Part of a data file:
—————

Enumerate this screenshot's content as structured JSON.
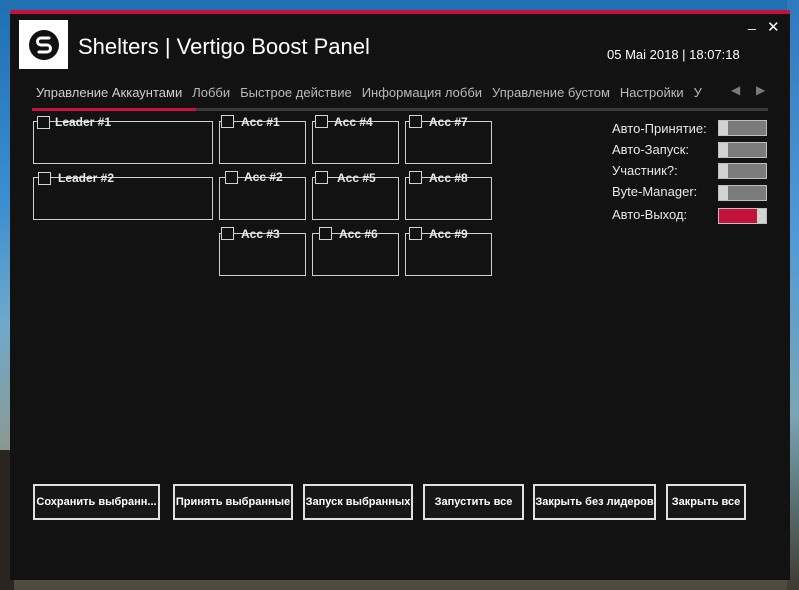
{
  "app": {
    "title": "Shelters | Vertigo Boost Panel",
    "datetime": "05 Mai 2018 | 18:07:18",
    "minimize_symbol": "_",
    "close_symbol": "✕",
    "accent_color": "#c5123c"
  },
  "tabs": [
    {
      "label": "Управление Аккаунтами",
      "active": true
    },
    {
      "label": "Лобби"
    },
    {
      "label": "Быстрое действие"
    },
    {
      "label": "Информация лобби"
    },
    {
      "label": "Управление бустом"
    },
    {
      "label": "Настройки"
    },
    {
      "label": "У"
    }
  ],
  "tab_nav": {
    "left_arrow": "◀",
    "right_arrow": "▶"
  },
  "slots": {
    "leader1": "Leader #1",
    "leader2": "Leader #2",
    "acc1": "Acc #1",
    "acc2": "Acc #2",
    "acc3": "Acc #3",
    "acc4": "Acc #4",
    "acc5": "Acc #5",
    "acc6": "Acc #6",
    "acc7": "Acc #7",
    "acc8": "Acc #8",
    "acc9": "Acc #9"
  },
  "options": [
    {
      "label": "Авто-Принятие:",
      "on": false
    },
    {
      "label": "Авто-Запуск:",
      "on": false
    },
    {
      "label": "Участник?:",
      "on": false
    },
    {
      "label": "Byte-Manager:",
      "on": false
    },
    {
      "label": "Авто-Выход:",
      "on": true
    }
  ],
  "buttons": {
    "save_selected": "Сохранить выбранн...",
    "accept_selected": "Принять выбранные",
    "launch_selected": "Запуск выбранных",
    "launch_all": "Запустить все",
    "close_without_leaders": "Закрыть без лидеров",
    "close_all": "Закрыть все"
  }
}
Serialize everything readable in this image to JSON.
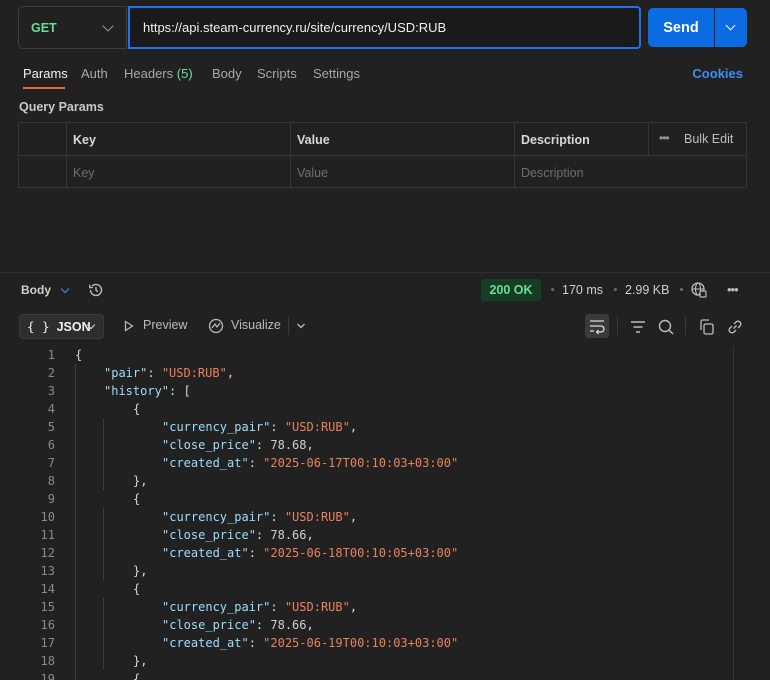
{
  "request": {
    "method": "GET",
    "url": "https://api.steam-currency.ru/site/currency/USD:RUB",
    "send_label": "Send"
  },
  "tabs": {
    "params": "Params",
    "auth": "Auth",
    "headers": "Headers",
    "headers_count": "(5)",
    "body": "Body",
    "scripts": "Scripts",
    "settings": "Settings",
    "cookies": "Cookies"
  },
  "query_params": {
    "title": "Query Params",
    "columns": [
      "Key",
      "Value",
      "Description"
    ],
    "bulk_edit": "Bulk Edit",
    "placeholders": [
      "Key",
      "Value",
      "Description"
    ]
  },
  "response": {
    "body_label": "Body",
    "status": "200 OK",
    "time": "170 ms",
    "size": "2.99 KB",
    "format": "JSON",
    "preview": "Preview",
    "visualize": "Visualize"
  },
  "code_lines": [
    {
      "n": "1",
      "indent": 0,
      "parts": [
        {
          "t": "{",
          "c": "p"
        }
      ]
    },
    {
      "n": "2",
      "indent": 1,
      "parts": [
        {
          "t": "\"pair\"",
          "c": "k"
        },
        {
          "t": ": ",
          "c": "p"
        },
        {
          "t": "\"USD:RUB\"",
          "c": "s"
        },
        {
          "t": ",",
          "c": "p"
        }
      ]
    },
    {
      "n": "3",
      "indent": 1,
      "parts": [
        {
          "t": "\"history\"",
          "c": "k"
        },
        {
          "t": ": [",
          "c": "p"
        }
      ]
    },
    {
      "n": "4",
      "indent": 2,
      "parts": [
        {
          "t": "{",
          "c": "p"
        }
      ]
    },
    {
      "n": "5",
      "indent": 3,
      "parts": [
        {
          "t": "\"currency_pair\"",
          "c": "k"
        },
        {
          "t": ": ",
          "c": "p"
        },
        {
          "t": "\"USD:RUB\"",
          "c": "s"
        },
        {
          "t": ",",
          "c": "p"
        }
      ]
    },
    {
      "n": "6",
      "indent": 3,
      "parts": [
        {
          "t": "\"close_price\"",
          "c": "k"
        },
        {
          "t": ": ",
          "c": "p"
        },
        {
          "t": "78.68",
          "c": "n"
        },
        {
          "t": ",",
          "c": "p"
        }
      ]
    },
    {
      "n": "7",
      "indent": 3,
      "parts": [
        {
          "t": "\"created_at\"",
          "c": "k"
        },
        {
          "t": ": ",
          "c": "p"
        },
        {
          "t": "\"2025-06-17T00:10:03+03:00\"",
          "c": "s"
        }
      ]
    },
    {
      "n": "8",
      "indent": 2,
      "parts": [
        {
          "t": "},",
          "c": "p"
        }
      ]
    },
    {
      "n": "9",
      "indent": 2,
      "parts": [
        {
          "t": "{",
          "c": "p"
        }
      ]
    },
    {
      "n": "10",
      "indent": 3,
      "parts": [
        {
          "t": "\"currency_pair\"",
          "c": "k"
        },
        {
          "t": ": ",
          "c": "p"
        },
        {
          "t": "\"USD:RUB\"",
          "c": "s"
        },
        {
          "t": ",",
          "c": "p"
        }
      ]
    },
    {
      "n": "11",
      "indent": 3,
      "parts": [
        {
          "t": "\"close_price\"",
          "c": "k"
        },
        {
          "t": ": ",
          "c": "p"
        },
        {
          "t": "78.66",
          "c": "n"
        },
        {
          "t": ",",
          "c": "p"
        }
      ]
    },
    {
      "n": "12",
      "indent": 3,
      "parts": [
        {
          "t": "\"created_at\"",
          "c": "k"
        },
        {
          "t": ": ",
          "c": "p"
        },
        {
          "t": "\"2025-06-18T00:10:05+03:00\"",
          "c": "s"
        }
      ]
    },
    {
      "n": "13",
      "indent": 2,
      "parts": [
        {
          "t": "},",
          "c": "p"
        }
      ]
    },
    {
      "n": "14",
      "indent": 2,
      "parts": [
        {
          "t": "{",
          "c": "p"
        }
      ]
    },
    {
      "n": "15",
      "indent": 3,
      "parts": [
        {
          "t": "\"currency_pair\"",
          "c": "k"
        },
        {
          "t": ": ",
          "c": "p"
        },
        {
          "t": "\"USD:RUB\"",
          "c": "s"
        },
        {
          "t": ",",
          "c": "p"
        }
      ]
    },
    {
      "n": "16",
      "indent": 3,
      "parts": [
        {
          "t": "\"close_price\"",
          "c": "k"
        },
        {
          "t": ": ",
          "c": "p"
        },
        {
          "t": "78.66",
          "c": "n"
        },
        {
          "t": ",",
          "c": "p"
        }
      ]
    },
    {
      "n": "17",
      "indent": 3,
      "parts": [
        {
          "t": "\"created_at\"",
          "c": "k"
        },
        {
          "t": ": ",
          "c": "p"
        },
        {
          "t": "\"2025-06-19T00:10:03+03:00\"",
          "c": "s"
        }
      ]
    },
    {
      "n": "18",
      "indent": 2,
      "parts": [
        {
          "t": "},",
          "c": "p"
        }
      ]
    },
    {
      "n": "19",
      "indent": 2,
      "parts": [
        {
          "t": "{",
          "c": "p"
        }
      ]
    }
  ],
  "colors": {
    "accent": "#0a6ce0",
    "method": "#6bdd9a",
    "tab_underline": "#e86a3a",
    "json_key": "#9cdcfe",
    "json_string": "#e8825c"
  }
}
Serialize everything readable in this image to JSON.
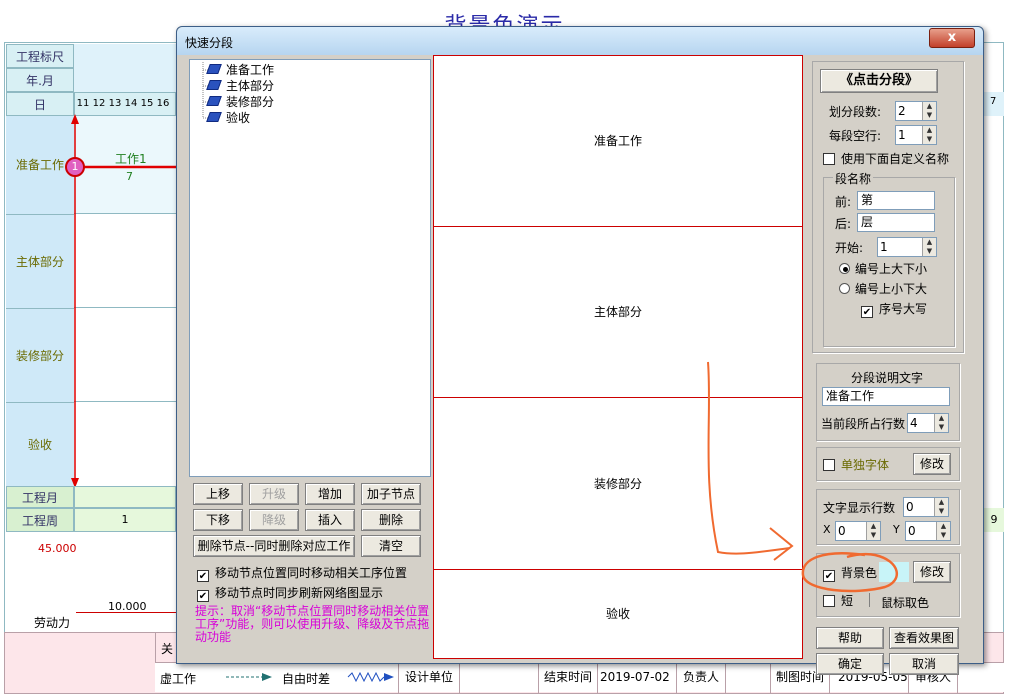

—————

**Given problem:** The records are above. How many lines in them contain the word "Авто"? Give the number alone.

**Output below:** 3